STATED GOAL
Repeat, without any change, the entries presented below.

EXTRACTED INFORMATION
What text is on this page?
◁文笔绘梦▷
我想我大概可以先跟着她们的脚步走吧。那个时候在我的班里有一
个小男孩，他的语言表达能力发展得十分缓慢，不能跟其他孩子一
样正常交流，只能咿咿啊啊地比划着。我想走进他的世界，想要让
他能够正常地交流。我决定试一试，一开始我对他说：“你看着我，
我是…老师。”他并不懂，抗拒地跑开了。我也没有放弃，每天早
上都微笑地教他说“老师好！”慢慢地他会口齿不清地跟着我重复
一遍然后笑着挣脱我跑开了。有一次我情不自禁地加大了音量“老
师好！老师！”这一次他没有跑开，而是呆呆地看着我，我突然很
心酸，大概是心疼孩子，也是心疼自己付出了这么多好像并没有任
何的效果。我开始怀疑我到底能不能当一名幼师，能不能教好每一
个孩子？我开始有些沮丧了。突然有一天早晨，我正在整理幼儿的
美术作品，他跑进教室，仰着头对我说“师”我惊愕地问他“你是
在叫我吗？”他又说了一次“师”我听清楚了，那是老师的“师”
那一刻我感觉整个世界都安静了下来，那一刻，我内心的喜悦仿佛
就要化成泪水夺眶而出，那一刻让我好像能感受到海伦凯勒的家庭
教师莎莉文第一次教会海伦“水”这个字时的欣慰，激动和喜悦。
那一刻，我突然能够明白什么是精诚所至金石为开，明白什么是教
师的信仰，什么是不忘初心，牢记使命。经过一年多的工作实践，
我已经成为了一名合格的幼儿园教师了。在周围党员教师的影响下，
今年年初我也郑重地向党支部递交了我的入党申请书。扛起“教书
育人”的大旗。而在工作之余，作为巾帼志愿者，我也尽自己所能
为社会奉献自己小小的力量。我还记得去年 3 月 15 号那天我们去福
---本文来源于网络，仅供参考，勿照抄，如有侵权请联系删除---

ANSWER TO THE EXERCISE
What text is on this page?
◁文笔绘梦▷
我想我大概可以先跟着她们的脚步走吧。那个时候在我的班里有一
个小男孩，他的语言表达能力发展得十分缓慢，不能跟其他孩子一
样正常交流，只能咿咿啊啊地比划着。我想走进他的世界，想要让
他能够正常地交流。我决定试一试，一开始我对他说：“你看着我，
我是…老师。”他并不懂，抗拒地跑开了。我也没有放弃，每天早
上都微笑地教他说“老师好！”慢慢地他会口齿不清地跟着我重复
一遍然后笑着挣脱我跑开了。有一次我情不自禁地加大了音量“老
师好！老师！”这一次他没有跑开，而是呆呆地看着我，我突然很
心酸，大概是心疼孩子，也是心疼自己付出了这么多好像并没有任
何的效果。我开始怀疑我到底能不能当一名幼师，能不能教好每一
个孩子？我开始有些沮丧了。突然有一天早晨，我正在整理幼儿的
美术作品，他跑进教室，仰着头对我说“师”我惊愕地问他“你是
在叫我吗？”他又说了一次“师”我听清楚了，那是老师的“师”
那一刻我感觉整个世界都安静了下来，那一刻，我内心的喜悦仿佛
就要化成泪水夺眶而出，那一刻让我好像能感受到海伦凯勒的家庭
教师莎莉文第一次教会海伦“水”这个字时的欣慰，激动和喜悦。
那一刻，我突然能够明白什么是精诚所至金石为开，明白什么是教
师的信仰，什么是不忘初心，牢记使命。经过一年多的工作实践，
我已经成为了一名合格的幼儿园教师了。在周围党员教师的影响下，
今年年初我也郑重地向党支部递交了我的入党申请书。扛起“教书
育人”的大旗。而在工作之余，作为巾帼志愿者，我也尽自己所能
为社会奉献自己小小的力量。我还记得去年 3 月 15 号那天我们去福
---本文来源于网络，仅供参考，勿照抄，如有侵权请联系删除---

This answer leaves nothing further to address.